◆ WHAT TO PRODUCE: Retype the items that follow without any changes, everything from the very first line down to and including the line containing "coth-grid xyxy=(57,373,799,502)".

◆ PROVIDED RECORDS:
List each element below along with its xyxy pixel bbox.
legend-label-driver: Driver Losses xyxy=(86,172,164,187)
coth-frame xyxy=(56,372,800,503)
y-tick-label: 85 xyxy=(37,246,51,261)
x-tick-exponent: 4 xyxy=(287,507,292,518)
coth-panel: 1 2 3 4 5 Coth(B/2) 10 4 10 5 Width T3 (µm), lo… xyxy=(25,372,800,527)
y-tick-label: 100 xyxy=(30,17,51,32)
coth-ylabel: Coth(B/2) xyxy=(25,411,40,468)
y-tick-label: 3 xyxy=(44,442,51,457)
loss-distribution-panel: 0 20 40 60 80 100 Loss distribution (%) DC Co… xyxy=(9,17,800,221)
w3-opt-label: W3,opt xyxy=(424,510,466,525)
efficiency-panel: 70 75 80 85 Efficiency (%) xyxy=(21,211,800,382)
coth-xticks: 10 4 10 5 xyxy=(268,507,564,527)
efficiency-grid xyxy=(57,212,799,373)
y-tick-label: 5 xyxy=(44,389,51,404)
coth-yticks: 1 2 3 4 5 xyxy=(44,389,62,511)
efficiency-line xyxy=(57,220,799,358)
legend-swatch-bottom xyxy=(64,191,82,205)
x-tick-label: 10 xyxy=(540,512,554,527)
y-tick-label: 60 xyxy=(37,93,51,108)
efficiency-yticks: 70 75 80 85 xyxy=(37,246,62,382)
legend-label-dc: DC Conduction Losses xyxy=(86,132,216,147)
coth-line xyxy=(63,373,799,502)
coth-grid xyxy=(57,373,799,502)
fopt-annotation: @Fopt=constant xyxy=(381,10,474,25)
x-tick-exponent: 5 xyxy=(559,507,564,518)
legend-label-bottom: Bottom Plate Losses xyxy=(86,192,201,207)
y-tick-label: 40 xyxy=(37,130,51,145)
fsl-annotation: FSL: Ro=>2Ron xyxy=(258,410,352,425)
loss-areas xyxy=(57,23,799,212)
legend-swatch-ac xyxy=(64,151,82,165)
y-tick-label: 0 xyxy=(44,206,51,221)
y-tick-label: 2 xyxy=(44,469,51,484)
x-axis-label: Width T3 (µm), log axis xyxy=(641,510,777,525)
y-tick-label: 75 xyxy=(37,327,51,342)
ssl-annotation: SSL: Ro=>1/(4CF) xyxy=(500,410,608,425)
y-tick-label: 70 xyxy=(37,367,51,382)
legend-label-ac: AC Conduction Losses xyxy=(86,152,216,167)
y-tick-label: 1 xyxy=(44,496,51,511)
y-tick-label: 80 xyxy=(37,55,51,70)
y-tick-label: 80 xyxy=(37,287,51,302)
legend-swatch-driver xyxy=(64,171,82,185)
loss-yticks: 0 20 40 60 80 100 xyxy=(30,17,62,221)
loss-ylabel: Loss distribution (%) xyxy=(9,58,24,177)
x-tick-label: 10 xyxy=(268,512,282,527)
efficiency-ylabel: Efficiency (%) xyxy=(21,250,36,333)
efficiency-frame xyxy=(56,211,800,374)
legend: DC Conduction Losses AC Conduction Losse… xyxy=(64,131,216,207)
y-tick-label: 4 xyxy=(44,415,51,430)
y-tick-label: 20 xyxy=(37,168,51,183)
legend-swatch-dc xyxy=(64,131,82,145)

◆ SOLUTION TO THIS EXERCISE:
List each element below along with its xyxy pixel bbox.
legend-label-driver: Driver Losses xyxy=(86,172,164,187)
coth-frame xyxy=(56,372,800,503)
y-tick-label: 85 xyxy=(37,246,51,261)
x-tick-exponent: 4 xyxy=(287,507,292,518)
coth-panel: 1 2 3 4 5 Coth(B/2) 10 4 10 5 Width T3 (µm), lo… xyxy=(25,372,800,527)
y-tick-label: 100 xyxy=(30,17,51,32)
coth-ylabel: Coth(B/2) xyxy=(25,411,40,468)
y-tick-label: 3 xyxy=(44,442,51,457)
loss-distribution-panel: 0 20 40 60 80 100 Loss distribution (%) DC Co… xyxy=(9,17,800,221)
w3-opt-label: W3,opt xyxy=(424,510,466,525)
efficiency-panel: 70 75 80 85 Efficiency (%) xyxy=(21,211,800,382)
coth-xticks: 10 4 10 5 xyxy=(268,507,564,527)
efficiency-grid xyxy=(57,212,799,373)
y-tick-label: 5 xyxy=(44,389,51,404)
coth-yticks: 1 2 3 4 5 xyxy=(44,389,62,511)
efficiency-line xyxy=(57,220,799,358)
legend-swatch-bottom xyxy=(64,191,82,205)
x-tick-label: 10 xyxy=(540,512,554,527)
y-tick-label: 60 xyxy=(37,93,51,108)
efficiency-yticks: 70 75 80 85 xyxy=(37,246,62,382)
legend-label-dc: DC Conduction Losses xyxy=(86,132,216,147)
coth-line xyxy=(63,373,799,502)
coth-grid xyxy=(57,373,799,502)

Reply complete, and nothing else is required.